_PROBLEM TO SOLVE:_
In the records below, find each line containing the word "n아파트" and copy it.

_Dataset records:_
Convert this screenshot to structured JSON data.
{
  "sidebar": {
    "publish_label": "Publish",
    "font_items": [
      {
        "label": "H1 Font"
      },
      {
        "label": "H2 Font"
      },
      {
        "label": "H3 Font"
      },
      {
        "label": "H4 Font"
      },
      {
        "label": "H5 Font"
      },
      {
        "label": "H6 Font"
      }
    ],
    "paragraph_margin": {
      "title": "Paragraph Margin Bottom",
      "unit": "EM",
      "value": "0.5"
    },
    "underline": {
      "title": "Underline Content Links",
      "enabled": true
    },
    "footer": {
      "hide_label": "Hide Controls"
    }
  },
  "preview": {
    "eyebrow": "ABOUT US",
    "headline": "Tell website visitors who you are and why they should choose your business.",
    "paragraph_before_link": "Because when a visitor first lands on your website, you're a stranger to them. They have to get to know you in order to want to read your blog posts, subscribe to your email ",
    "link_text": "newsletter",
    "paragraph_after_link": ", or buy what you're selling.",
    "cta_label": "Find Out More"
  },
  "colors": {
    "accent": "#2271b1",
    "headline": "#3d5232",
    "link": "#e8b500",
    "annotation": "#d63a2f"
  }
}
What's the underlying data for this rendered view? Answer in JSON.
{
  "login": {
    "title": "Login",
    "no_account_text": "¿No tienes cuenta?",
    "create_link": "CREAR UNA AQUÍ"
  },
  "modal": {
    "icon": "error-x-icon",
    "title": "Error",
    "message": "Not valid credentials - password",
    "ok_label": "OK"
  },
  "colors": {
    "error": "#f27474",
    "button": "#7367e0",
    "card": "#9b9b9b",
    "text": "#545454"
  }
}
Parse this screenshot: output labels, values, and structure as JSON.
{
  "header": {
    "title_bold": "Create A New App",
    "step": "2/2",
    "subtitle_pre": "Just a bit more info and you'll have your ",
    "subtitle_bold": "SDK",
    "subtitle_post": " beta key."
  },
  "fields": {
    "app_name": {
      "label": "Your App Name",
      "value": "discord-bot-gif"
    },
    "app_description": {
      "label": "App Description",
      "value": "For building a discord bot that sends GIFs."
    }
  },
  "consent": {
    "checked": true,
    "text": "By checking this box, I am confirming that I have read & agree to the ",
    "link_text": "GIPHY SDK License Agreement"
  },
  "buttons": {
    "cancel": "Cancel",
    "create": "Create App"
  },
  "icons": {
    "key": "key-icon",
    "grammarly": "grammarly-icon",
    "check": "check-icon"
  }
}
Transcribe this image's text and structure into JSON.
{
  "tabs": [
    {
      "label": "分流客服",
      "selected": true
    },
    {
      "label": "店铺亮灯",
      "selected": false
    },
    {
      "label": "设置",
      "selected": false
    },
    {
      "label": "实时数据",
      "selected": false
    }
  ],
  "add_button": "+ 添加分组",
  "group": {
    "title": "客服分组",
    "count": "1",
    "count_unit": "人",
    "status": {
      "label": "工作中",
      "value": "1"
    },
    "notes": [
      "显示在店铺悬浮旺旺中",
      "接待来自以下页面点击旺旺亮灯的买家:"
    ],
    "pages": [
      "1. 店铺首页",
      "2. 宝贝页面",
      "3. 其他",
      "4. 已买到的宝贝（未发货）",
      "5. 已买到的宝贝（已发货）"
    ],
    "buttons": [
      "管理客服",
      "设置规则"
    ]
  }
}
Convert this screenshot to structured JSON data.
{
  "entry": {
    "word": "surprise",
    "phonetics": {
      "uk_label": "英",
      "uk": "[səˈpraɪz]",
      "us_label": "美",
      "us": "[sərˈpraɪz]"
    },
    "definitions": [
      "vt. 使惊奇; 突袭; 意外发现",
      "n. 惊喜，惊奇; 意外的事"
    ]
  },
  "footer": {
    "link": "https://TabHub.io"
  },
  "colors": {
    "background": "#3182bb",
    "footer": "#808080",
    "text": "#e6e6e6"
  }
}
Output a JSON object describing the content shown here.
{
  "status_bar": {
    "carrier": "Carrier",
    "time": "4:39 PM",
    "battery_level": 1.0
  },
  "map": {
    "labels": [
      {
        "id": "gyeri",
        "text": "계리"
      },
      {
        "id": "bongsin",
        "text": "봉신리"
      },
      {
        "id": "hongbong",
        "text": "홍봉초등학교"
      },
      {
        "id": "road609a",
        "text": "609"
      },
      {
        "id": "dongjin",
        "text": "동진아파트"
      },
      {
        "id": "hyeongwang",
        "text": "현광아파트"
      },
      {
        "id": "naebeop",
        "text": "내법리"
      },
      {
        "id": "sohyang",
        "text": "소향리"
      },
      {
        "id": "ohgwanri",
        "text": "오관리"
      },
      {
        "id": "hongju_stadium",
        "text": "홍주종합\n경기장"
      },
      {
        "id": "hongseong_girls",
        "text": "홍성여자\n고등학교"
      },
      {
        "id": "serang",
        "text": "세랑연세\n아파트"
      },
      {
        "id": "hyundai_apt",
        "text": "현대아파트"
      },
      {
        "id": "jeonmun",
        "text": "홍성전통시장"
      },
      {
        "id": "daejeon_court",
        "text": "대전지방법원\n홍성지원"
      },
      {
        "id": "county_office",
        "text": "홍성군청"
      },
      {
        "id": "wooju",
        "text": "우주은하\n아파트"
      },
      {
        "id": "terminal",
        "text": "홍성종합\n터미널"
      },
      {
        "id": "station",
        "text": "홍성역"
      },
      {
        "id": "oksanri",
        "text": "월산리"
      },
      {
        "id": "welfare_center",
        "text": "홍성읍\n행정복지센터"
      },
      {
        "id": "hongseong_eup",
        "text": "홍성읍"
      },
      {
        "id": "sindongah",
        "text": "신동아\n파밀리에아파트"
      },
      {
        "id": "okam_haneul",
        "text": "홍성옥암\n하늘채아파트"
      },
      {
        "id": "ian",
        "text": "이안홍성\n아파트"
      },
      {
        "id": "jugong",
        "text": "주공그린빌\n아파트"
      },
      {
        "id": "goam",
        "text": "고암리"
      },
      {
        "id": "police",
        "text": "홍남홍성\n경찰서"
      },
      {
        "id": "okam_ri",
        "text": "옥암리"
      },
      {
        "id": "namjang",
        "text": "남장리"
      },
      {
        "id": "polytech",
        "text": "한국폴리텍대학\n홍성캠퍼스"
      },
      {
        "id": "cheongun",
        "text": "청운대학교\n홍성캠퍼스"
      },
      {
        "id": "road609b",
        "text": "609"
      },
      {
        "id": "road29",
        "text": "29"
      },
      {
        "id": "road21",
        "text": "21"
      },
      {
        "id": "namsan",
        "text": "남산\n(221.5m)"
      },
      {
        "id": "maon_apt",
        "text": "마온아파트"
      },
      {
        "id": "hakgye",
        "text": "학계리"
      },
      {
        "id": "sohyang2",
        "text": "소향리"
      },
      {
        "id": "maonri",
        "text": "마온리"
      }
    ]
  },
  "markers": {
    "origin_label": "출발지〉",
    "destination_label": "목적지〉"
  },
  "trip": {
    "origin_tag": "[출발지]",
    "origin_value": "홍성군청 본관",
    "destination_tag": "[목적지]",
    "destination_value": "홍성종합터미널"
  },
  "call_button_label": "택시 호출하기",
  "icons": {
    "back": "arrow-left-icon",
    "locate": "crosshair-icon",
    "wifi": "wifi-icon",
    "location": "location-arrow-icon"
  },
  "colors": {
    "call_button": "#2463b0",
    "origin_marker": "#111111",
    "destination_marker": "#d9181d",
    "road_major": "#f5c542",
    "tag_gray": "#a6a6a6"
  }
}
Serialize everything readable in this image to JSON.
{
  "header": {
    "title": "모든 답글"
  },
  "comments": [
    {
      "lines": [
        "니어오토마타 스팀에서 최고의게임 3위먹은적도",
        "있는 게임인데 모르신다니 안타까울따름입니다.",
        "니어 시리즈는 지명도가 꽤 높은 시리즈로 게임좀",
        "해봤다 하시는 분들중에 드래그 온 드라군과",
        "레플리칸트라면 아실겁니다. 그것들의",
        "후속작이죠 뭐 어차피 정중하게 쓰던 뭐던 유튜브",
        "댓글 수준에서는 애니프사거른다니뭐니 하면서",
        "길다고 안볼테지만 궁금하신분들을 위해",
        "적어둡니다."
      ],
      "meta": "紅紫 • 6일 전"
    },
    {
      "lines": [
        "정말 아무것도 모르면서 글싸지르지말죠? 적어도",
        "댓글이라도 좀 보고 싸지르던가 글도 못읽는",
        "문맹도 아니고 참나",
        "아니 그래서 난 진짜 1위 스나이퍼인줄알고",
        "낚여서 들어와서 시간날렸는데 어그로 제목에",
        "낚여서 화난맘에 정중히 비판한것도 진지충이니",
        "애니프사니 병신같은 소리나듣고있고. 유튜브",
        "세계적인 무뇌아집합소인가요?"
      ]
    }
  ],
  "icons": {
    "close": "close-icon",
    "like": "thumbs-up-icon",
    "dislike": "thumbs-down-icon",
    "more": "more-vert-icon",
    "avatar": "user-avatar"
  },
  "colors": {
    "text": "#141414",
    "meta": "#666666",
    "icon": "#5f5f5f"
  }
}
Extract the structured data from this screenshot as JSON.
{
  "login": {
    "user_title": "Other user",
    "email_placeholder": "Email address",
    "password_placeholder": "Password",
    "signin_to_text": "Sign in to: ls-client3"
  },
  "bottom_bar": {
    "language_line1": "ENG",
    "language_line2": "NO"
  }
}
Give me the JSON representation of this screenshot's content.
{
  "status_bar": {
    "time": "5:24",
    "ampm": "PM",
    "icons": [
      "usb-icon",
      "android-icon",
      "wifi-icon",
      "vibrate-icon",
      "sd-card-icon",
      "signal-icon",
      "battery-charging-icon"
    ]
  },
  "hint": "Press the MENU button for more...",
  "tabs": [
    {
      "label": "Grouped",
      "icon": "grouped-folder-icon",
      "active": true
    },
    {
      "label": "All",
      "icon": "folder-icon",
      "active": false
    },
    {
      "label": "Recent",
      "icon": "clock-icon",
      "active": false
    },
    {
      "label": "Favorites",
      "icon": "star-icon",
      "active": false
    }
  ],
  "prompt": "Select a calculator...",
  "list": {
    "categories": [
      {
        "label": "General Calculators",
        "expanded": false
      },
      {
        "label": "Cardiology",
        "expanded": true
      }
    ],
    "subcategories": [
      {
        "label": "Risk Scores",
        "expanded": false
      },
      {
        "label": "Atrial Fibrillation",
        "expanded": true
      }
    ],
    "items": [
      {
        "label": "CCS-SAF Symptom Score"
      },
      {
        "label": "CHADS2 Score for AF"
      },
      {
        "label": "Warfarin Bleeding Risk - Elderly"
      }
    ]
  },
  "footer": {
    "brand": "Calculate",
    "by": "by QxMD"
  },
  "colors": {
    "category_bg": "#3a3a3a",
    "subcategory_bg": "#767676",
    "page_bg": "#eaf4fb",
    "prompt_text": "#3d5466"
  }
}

_WRITTEN SOLUTION:_
        "text": "세랑연세\n아파트"
        "text": "우주은하\n아파트"
        "text": "이안홍성\n아파트"
        "text": "주공그린빌\n아파트"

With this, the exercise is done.